## Text
** START **

Boardman writes: "On October 2, three weeks after the Post published Khashoggi's column, he entered the Saudi embassy in Ankara, where unknown Saudis apparently rendered him an un-person. Why? No one knows with certainty, but the conventional wisdom is that he was terminated with prejudice for being too outspoken."
People search for survivors under the rubble of houses destroyed by an airstrike near Sanaa Airport. (photo: Reuters)
Yemen Is Not a Wedge Issue, It's an Ongoing Nexus of War Crimes
20 October 18
Saudi Arabia must face the damage from the past three-plus years of war in Yemen. The conflict has soured the kingdom’s relations with the international community, affected regional security dynamics and harmed its reputation in the Islamic world. Saudi Arabia is in a unique position to simultaneously keep Iran out of Yemen and end the war on favorable terms if it change its role from warmaker to peacemaker. Saudi Arabia could use its clout and leverage within Western circles and empower international institutions and mechanisms to resolve the conflict.– Jamal Khashoggi’s column lede, Washington Post, September 11, 2018
n October 2, three weeks after the Post published Khashoggi’s column, he entered the Saudi consulate in Istanbul, where unknown Saudis apparently rendered him an un-person. Why? No one knows with certainty, but the conventional wisdom is that he was terminated with prejudice for being too outspoken. He was a journalist in self-imposed exile for fear of losing his freedom if he stayed in Saudi Arabia. Some have referred to him as a “dissident,” but the evidence of his writing, especially his last column, reveals him as more of a lap cat whose purring is dissent only in the ears of a frightened listener.
Khashoggi treads very lightly in the piece quoted above. He does not call for anyone to take responsibility for what he fails to call a genocidal war started by the Saudis, unprovoked, but with US blessing and vital tactical support. Khashoggi frets about damage to Saudi reputation, not thousands of dead Yemenis, most of them non-combatants. He affirms the myth of Iranian responsibility for the Yemen civil war and the Saudi territorial dispute with Yemen. He invites a fantasy of Saudi leadership in peace-making, as if the Saudis were not the aggressors and as if the Saudis had not sponsored decades of international terrorism (including Saudi involvement in 9/11).
Saudi Arabia is a longstanding, well-oiled, totalitarian monarchy. Khashoggi writes like the classic courtier, trying to nudge his lord and master in the direction of a better way ever so tactfully. Khashoggi is a hat-in-hand near-apologist for the unacceptable. But even that limited suggestion of a better wardrobe for brutality was apparently too much for the naked emperors of the Saudi dictatorship.

** END **

## Given exercise a
Repeat the part of the article on Khashoggi and Yemen between "Khashoggi treads very" and "involvement in 9/11).", inclusive.

Annotated region listings
** START **

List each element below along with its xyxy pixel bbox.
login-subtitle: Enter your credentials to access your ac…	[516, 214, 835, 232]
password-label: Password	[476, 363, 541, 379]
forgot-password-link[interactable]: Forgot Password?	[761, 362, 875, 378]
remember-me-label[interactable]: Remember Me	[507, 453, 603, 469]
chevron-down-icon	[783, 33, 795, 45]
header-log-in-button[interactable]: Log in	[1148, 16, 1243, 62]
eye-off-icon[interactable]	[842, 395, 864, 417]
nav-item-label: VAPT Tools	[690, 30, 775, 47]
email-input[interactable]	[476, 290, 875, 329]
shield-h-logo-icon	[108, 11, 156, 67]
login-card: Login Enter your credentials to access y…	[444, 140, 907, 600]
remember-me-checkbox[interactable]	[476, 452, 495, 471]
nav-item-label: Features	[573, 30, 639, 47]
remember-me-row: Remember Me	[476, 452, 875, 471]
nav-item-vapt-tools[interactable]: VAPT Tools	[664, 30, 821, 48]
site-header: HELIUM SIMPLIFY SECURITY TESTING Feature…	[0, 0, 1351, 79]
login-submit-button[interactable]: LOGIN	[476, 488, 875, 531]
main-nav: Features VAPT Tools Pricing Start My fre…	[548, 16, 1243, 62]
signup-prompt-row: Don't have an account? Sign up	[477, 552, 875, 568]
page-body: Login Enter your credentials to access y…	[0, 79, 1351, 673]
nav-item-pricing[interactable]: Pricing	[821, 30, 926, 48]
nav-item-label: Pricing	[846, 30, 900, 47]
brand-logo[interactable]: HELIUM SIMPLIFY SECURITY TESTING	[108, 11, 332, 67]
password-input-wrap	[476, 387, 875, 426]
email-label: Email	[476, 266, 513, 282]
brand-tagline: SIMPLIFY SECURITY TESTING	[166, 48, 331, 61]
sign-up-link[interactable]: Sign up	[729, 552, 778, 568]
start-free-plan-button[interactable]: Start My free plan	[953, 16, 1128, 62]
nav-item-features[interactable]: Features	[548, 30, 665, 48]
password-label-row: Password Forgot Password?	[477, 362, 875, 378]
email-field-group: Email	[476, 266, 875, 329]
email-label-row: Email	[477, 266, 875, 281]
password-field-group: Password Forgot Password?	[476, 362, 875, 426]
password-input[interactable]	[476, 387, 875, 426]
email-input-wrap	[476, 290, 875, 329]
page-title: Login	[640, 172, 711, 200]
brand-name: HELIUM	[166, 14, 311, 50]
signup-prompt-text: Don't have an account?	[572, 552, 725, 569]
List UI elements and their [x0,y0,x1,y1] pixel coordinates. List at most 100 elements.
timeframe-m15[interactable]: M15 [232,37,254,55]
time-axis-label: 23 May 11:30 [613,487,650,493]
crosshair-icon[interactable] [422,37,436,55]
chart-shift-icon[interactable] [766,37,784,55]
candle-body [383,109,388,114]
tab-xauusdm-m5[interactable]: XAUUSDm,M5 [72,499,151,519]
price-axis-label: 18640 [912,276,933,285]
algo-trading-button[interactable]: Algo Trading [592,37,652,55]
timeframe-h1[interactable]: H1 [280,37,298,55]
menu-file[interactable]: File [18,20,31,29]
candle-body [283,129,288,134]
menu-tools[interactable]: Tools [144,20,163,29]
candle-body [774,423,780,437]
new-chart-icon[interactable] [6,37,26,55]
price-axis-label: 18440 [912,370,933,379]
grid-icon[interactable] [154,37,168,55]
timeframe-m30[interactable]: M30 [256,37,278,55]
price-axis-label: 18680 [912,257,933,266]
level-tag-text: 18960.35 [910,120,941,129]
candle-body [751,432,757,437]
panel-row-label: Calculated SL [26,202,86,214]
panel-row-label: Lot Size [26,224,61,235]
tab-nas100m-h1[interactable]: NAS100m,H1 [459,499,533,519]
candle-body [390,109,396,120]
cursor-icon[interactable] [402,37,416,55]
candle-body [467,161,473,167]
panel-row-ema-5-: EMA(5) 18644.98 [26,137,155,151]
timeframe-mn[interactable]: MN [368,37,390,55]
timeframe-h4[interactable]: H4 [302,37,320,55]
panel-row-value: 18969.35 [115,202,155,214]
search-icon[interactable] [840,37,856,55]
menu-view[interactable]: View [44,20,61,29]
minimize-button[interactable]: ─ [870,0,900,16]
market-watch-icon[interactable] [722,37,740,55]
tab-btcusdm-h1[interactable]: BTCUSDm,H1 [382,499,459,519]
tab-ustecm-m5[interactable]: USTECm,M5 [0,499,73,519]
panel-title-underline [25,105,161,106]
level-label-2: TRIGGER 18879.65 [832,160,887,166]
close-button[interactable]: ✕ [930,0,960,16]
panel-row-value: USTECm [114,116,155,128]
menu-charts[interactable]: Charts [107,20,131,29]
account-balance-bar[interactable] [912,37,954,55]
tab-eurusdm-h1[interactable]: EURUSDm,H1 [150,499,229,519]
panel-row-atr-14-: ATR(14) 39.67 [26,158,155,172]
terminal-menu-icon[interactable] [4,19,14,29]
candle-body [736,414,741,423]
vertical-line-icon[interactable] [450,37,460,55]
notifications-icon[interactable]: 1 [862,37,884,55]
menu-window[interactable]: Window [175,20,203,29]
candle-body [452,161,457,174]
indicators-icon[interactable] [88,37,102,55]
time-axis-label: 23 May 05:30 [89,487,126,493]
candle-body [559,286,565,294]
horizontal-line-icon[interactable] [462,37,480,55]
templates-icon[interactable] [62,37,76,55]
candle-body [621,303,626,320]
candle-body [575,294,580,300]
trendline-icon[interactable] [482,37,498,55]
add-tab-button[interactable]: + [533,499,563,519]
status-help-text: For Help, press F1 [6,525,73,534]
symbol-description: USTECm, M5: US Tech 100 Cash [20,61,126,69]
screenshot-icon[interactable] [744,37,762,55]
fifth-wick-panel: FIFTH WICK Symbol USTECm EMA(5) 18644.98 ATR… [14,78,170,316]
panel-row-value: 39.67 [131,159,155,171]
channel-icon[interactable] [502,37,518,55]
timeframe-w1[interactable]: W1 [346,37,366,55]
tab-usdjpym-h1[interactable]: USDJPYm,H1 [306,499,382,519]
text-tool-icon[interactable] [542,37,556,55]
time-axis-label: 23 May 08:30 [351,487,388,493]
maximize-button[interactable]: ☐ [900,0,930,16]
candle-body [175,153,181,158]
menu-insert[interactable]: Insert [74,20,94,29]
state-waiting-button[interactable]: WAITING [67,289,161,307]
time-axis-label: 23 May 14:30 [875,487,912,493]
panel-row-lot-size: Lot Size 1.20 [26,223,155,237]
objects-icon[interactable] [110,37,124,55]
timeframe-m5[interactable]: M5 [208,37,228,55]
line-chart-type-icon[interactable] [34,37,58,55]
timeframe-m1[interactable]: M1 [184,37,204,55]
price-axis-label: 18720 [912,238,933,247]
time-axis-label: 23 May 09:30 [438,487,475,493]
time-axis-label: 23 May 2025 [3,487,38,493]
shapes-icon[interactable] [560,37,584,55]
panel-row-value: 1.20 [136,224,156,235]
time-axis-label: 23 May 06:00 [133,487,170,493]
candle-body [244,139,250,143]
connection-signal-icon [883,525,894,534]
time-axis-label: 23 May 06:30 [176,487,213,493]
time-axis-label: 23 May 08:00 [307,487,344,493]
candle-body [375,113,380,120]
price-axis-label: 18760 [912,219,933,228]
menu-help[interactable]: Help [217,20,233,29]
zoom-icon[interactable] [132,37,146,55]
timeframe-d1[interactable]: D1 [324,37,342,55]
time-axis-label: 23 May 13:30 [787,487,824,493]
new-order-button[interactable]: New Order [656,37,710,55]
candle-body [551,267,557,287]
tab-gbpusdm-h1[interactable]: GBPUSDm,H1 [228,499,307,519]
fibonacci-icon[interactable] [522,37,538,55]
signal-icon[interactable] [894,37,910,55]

** END **

## Given exercise b
Reproduce the lines of the listings from their start through the line holding "30, 775, 47]", inclusive.

## Output a
Khashoggi treads very lightly in the piece quoted above. He does not call for anyone to take responsibility for what he fails to call a genocidal war started by the Saudis, unprovoked, but with US blessing and vital tactical support. Khashoggi frets about damage to Saudi reputation, not thousands of dead Yemenis, most of them non-combatants. He affirms the myth of Iranian responsibility for the Yemen civil war and the Saudi territorial dispute with Yemen. He invites a fantasy of Saudi leadership in peace-making, as if the Saudis were not the aggressors and as if the Saudis had not sponsored decades of international terrorism (including Saudi involvement in 9/11).

## Output b
List each element below along with its xyxy pixel bbox.
login-subtitle: Enter your credentials to access your ac…	[516, 214, 835, 232]
password-label: Password	[476, 363, 541, 379]
forgot-password-link[interactable]: Forgot Password?	[761, 362, 875, 378]
remember-me-label[interactable]: Remember Me	[507, 453, 603, 469]
chevron-down-icon	[783, 33, 795, 45]
header-log-in-button[interactable]: Log in	[1148, 16, 1243, 62]
eye-off-icon[interactable]	[842, 395, 864, 417]
nav-item-label: VAPT Tools	[690, 30, 775, 47]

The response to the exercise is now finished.